* [Aim of the exercise]
Using the records provided below, locate and copy each line that contains the word "type".

* [Entries provided]
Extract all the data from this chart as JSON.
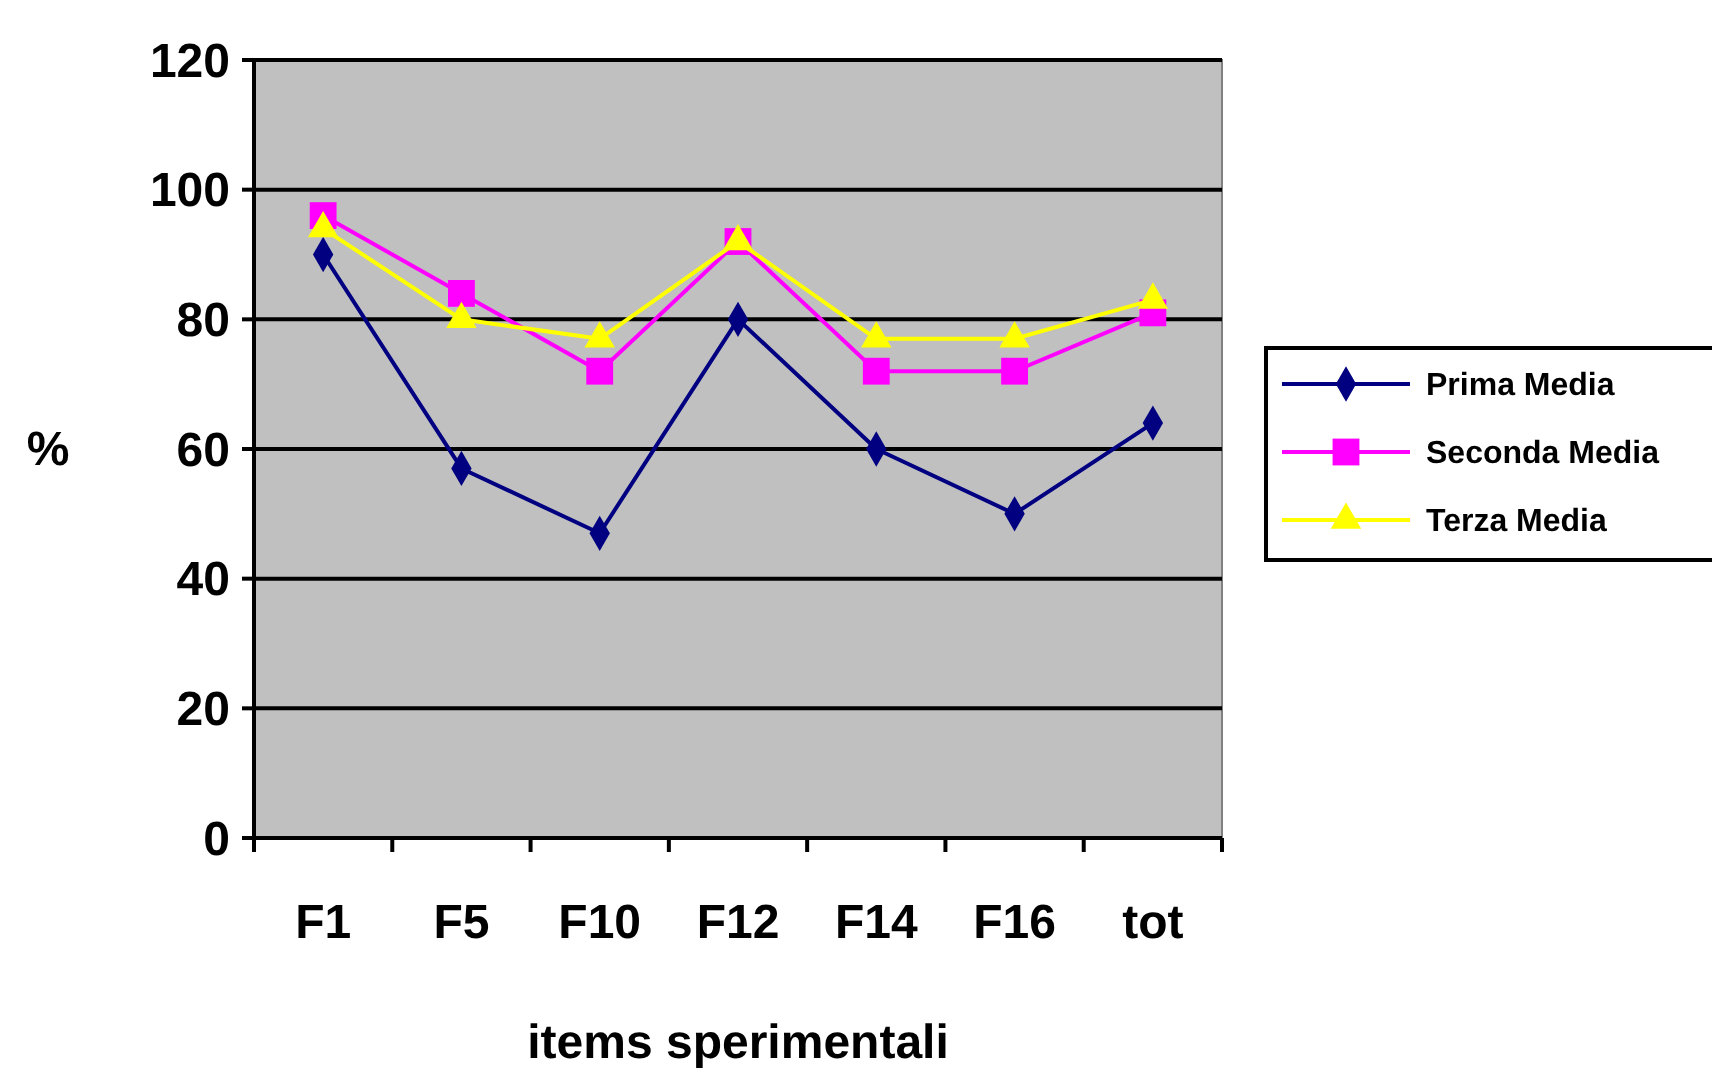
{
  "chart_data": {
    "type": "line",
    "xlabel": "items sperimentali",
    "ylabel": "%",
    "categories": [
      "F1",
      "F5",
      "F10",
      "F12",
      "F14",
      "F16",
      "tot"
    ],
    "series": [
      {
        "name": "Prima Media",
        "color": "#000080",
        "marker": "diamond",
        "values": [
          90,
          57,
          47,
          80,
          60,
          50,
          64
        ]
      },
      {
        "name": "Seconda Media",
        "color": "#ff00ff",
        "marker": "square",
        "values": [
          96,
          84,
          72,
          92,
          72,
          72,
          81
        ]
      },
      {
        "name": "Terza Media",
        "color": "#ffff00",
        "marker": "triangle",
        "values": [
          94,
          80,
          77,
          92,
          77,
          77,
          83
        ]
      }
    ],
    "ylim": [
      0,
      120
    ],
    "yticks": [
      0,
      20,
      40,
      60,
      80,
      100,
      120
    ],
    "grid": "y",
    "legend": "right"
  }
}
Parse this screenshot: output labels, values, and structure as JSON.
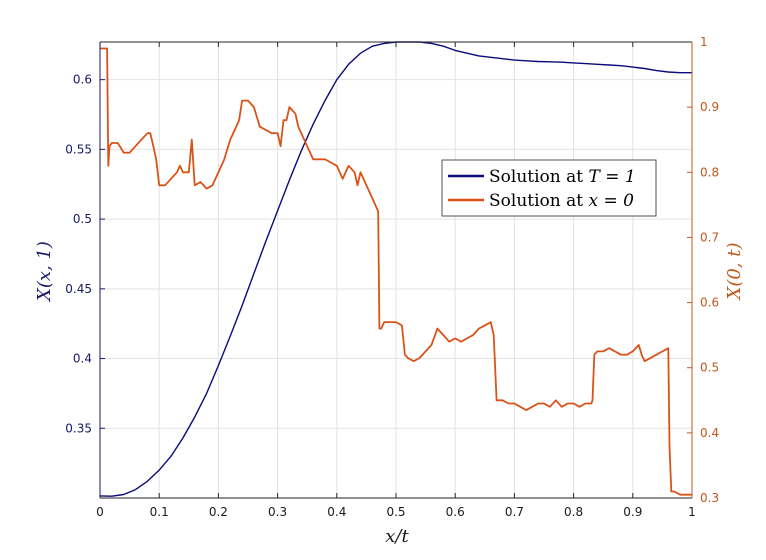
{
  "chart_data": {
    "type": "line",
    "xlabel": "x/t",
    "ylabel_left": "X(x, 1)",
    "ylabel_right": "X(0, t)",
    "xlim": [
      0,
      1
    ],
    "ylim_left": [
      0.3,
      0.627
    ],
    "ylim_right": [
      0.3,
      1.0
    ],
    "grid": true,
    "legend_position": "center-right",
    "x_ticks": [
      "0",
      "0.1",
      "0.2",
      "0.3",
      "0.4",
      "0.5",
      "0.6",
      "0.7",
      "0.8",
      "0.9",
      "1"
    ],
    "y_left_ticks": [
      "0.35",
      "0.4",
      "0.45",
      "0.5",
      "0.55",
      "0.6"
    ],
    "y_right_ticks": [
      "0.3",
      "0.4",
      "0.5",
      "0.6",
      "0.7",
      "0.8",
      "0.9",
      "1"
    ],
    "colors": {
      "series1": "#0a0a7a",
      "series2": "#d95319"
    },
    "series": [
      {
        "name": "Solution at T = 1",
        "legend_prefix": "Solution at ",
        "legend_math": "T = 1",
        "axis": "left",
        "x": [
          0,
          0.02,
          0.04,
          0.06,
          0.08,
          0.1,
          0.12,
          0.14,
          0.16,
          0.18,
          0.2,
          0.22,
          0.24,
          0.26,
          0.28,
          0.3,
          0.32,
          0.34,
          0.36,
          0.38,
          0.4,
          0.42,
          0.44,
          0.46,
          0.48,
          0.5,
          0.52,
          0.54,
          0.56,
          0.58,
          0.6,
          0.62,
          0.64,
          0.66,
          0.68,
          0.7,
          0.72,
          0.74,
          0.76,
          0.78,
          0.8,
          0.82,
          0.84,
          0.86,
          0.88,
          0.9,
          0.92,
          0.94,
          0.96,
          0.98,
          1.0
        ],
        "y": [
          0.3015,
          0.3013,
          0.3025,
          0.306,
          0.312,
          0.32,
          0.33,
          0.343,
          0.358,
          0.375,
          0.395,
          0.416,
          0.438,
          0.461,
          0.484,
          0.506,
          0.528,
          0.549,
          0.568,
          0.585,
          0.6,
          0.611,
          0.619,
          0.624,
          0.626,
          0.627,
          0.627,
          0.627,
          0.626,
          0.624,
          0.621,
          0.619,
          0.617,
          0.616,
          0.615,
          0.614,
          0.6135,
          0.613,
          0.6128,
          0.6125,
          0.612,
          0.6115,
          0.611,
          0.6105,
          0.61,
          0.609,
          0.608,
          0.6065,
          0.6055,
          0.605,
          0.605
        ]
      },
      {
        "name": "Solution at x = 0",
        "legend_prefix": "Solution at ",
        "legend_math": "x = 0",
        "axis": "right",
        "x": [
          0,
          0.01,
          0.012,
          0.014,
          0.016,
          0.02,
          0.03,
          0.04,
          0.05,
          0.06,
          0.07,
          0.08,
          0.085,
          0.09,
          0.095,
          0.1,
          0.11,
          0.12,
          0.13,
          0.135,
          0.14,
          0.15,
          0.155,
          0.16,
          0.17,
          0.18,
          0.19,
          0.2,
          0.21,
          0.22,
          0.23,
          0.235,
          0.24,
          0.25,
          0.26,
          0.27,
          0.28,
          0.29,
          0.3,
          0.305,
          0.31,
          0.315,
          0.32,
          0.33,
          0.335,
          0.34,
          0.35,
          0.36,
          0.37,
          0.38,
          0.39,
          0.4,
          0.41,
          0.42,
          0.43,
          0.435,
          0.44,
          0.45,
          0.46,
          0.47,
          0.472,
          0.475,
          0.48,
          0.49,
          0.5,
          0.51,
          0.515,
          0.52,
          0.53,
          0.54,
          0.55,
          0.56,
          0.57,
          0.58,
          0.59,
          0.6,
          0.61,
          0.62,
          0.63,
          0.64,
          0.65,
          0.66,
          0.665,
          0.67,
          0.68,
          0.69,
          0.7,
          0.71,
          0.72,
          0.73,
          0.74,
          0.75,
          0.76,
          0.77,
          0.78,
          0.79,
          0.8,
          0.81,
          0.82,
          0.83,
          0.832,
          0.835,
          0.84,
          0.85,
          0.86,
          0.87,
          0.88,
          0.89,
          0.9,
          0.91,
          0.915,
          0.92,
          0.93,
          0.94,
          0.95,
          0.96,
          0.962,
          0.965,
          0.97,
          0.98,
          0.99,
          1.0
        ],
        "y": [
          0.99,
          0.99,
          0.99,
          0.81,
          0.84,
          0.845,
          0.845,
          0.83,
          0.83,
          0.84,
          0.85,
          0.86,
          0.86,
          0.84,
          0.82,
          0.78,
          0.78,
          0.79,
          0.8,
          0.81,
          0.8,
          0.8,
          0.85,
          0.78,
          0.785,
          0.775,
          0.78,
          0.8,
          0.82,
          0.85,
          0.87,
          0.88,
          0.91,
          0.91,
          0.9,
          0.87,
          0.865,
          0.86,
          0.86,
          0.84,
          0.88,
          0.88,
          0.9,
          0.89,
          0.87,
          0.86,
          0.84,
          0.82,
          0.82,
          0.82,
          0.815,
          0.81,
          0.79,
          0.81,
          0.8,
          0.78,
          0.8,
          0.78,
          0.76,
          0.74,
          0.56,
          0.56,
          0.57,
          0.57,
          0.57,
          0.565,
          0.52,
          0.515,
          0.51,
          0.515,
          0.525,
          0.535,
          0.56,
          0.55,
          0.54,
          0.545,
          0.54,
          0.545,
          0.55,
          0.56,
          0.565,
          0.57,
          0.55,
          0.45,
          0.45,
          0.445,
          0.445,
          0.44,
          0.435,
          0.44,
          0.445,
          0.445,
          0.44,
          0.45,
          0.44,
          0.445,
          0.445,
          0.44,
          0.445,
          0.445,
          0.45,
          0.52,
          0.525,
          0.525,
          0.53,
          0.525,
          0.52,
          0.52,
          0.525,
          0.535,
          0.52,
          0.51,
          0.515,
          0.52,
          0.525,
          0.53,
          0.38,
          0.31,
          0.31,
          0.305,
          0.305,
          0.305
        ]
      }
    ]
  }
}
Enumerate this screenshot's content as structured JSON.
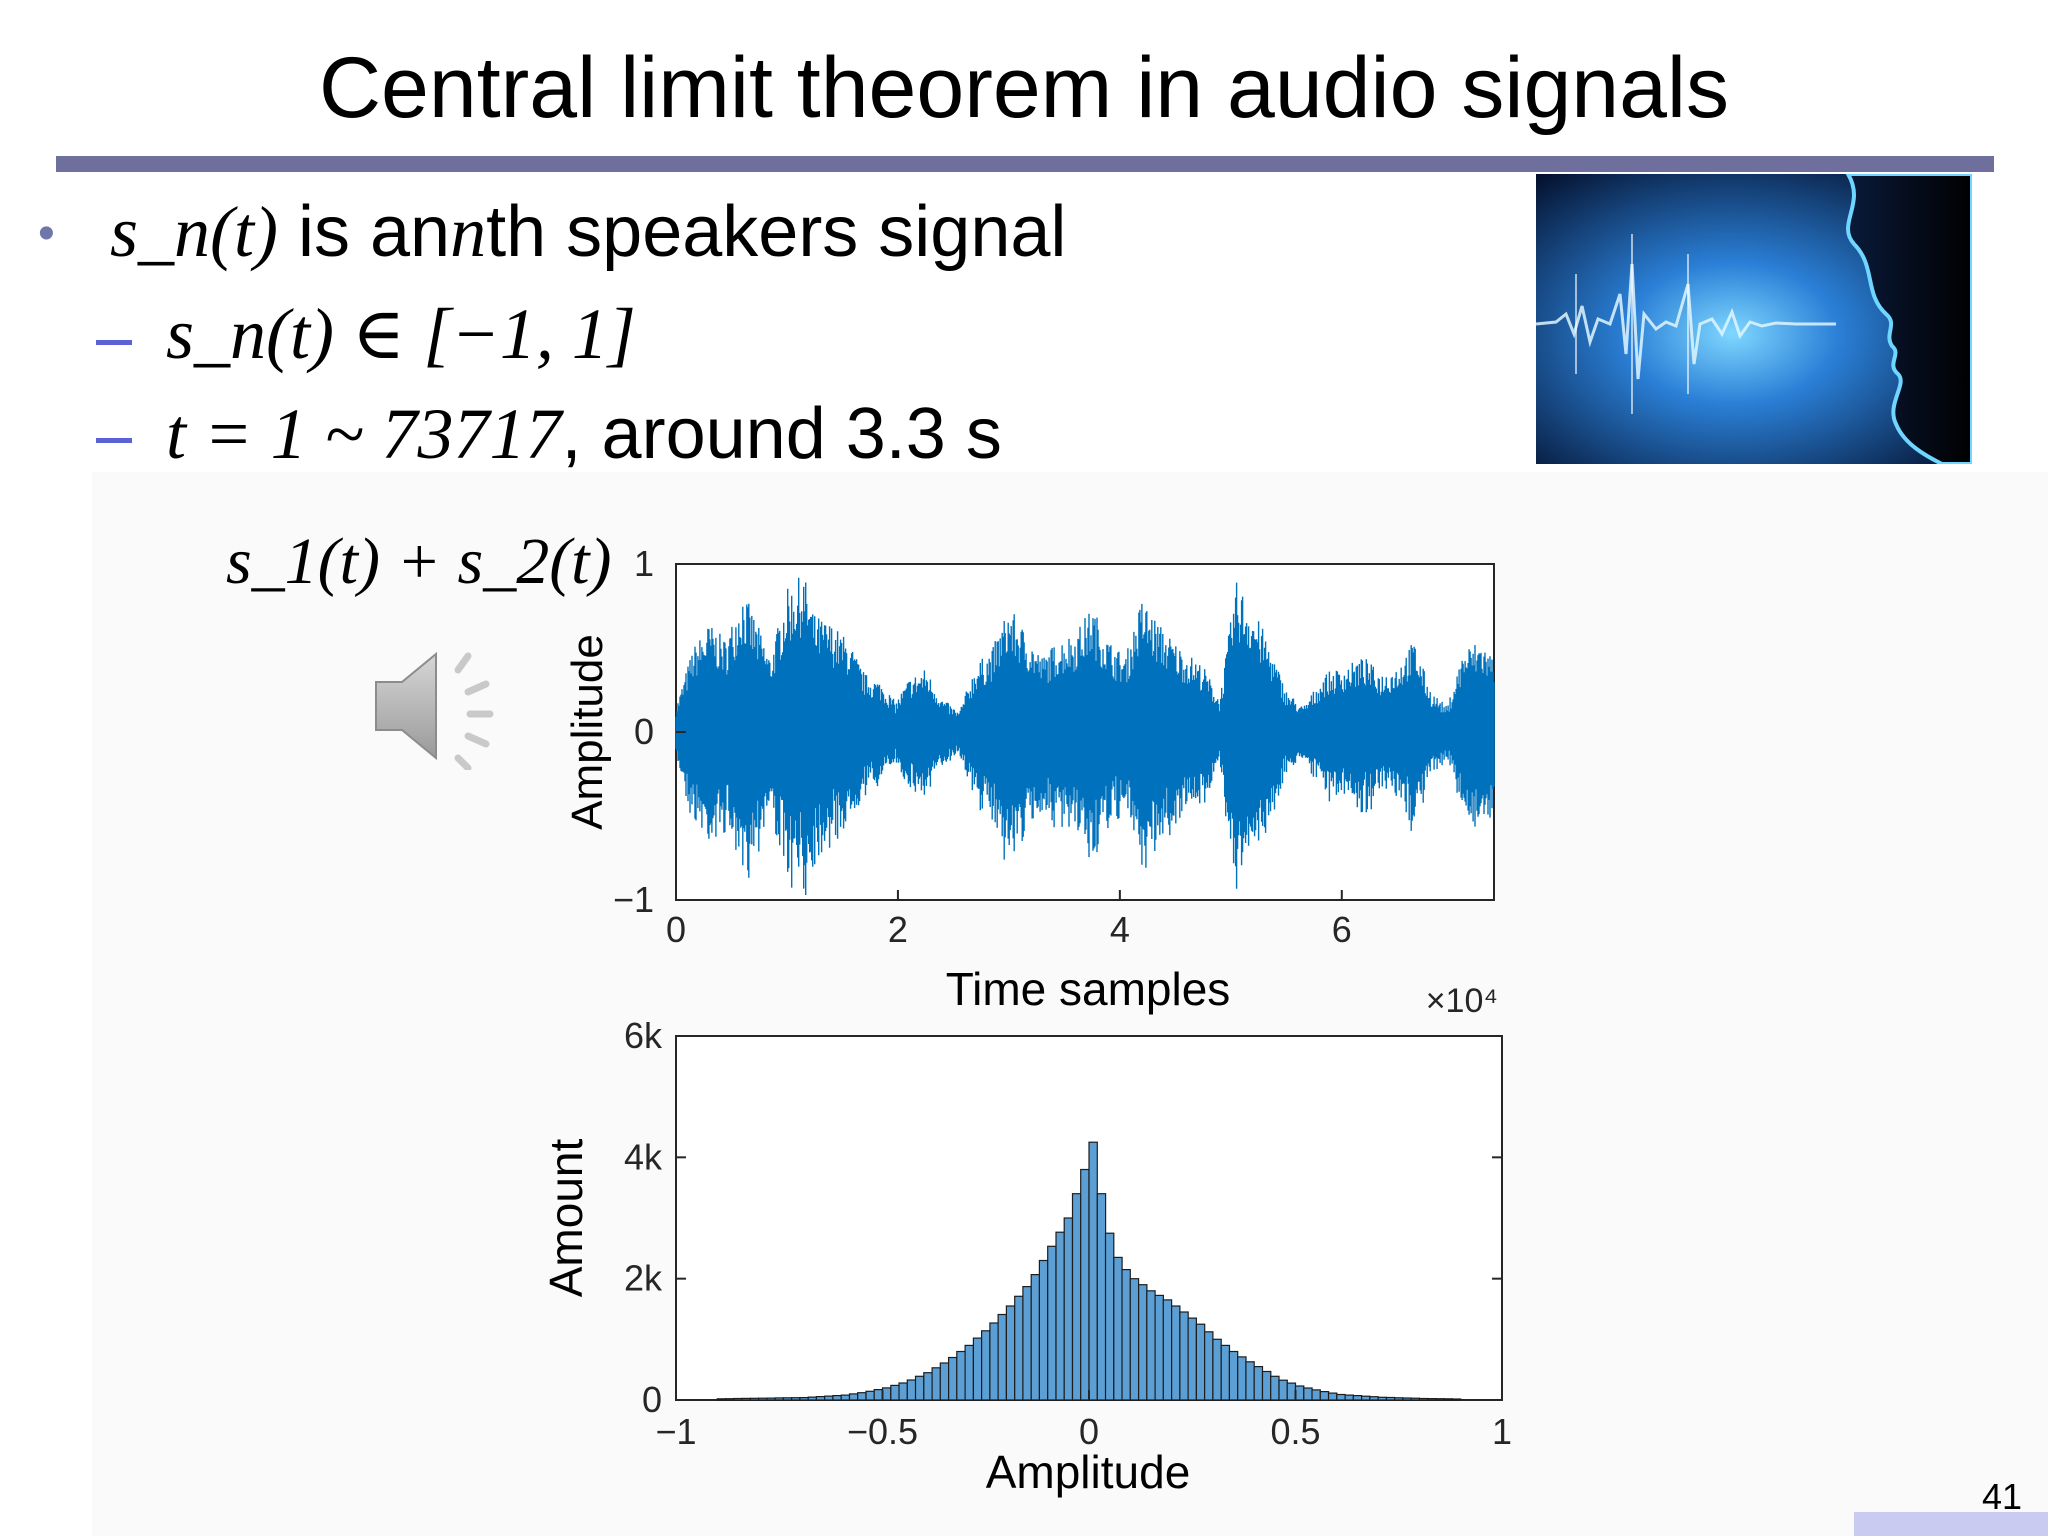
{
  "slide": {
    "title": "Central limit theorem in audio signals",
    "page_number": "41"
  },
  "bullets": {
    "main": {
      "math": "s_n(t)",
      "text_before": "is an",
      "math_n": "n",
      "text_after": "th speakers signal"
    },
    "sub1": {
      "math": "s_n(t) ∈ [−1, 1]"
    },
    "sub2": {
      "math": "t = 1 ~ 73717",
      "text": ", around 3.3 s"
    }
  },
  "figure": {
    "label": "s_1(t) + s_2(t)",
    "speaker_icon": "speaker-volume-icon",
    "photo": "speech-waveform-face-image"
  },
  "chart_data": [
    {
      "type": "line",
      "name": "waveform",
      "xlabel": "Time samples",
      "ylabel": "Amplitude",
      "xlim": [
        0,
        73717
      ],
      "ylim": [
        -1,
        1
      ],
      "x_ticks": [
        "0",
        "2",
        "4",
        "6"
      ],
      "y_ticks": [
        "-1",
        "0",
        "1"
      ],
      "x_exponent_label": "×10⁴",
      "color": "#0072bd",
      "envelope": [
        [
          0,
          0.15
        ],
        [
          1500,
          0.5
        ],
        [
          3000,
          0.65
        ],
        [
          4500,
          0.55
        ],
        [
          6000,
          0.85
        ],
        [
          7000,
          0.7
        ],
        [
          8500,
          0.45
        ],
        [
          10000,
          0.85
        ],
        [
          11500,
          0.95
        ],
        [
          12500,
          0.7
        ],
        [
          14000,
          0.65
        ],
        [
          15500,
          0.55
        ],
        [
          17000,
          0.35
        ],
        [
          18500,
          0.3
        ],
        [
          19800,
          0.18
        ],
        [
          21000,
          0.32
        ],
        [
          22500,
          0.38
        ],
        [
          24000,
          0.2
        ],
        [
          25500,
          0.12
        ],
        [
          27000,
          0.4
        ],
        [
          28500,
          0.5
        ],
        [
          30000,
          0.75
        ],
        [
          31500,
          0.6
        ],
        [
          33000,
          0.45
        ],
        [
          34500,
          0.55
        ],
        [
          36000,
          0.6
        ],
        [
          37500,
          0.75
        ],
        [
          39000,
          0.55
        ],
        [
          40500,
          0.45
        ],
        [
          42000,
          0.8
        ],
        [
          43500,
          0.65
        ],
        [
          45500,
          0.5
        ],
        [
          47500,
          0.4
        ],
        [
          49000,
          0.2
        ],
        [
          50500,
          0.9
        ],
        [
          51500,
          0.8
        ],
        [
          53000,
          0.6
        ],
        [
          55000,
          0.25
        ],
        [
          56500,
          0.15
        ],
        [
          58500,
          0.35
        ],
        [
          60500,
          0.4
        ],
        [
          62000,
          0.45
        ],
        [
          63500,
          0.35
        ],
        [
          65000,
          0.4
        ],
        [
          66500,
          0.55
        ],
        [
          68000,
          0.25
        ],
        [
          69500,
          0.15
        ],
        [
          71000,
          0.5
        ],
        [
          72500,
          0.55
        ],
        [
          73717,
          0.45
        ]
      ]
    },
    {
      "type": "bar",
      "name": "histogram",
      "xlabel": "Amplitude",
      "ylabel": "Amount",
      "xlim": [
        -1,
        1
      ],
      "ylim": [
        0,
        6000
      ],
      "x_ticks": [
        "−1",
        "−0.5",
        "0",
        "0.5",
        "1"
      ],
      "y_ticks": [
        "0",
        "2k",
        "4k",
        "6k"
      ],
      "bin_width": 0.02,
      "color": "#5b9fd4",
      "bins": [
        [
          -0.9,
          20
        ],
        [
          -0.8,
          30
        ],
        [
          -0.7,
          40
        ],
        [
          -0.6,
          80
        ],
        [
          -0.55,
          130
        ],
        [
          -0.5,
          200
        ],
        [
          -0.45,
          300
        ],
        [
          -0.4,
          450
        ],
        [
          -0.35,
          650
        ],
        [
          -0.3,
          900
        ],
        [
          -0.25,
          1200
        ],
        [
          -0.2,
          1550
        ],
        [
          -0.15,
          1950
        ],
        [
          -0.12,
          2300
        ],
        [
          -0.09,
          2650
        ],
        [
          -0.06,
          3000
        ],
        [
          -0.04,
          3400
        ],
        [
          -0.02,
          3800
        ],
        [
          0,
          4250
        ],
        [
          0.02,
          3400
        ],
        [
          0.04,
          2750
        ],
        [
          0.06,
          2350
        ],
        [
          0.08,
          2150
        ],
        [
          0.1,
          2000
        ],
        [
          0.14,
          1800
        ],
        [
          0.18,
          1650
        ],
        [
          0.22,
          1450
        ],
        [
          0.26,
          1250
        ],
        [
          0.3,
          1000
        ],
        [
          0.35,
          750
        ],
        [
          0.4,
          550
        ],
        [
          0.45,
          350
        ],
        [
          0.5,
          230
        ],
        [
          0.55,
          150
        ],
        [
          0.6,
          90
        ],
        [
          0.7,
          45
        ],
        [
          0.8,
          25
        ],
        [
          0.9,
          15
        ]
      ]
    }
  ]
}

* [Task result]
    "type": "line",
    "type": "line",
      "type": "line",
      "type": "bar",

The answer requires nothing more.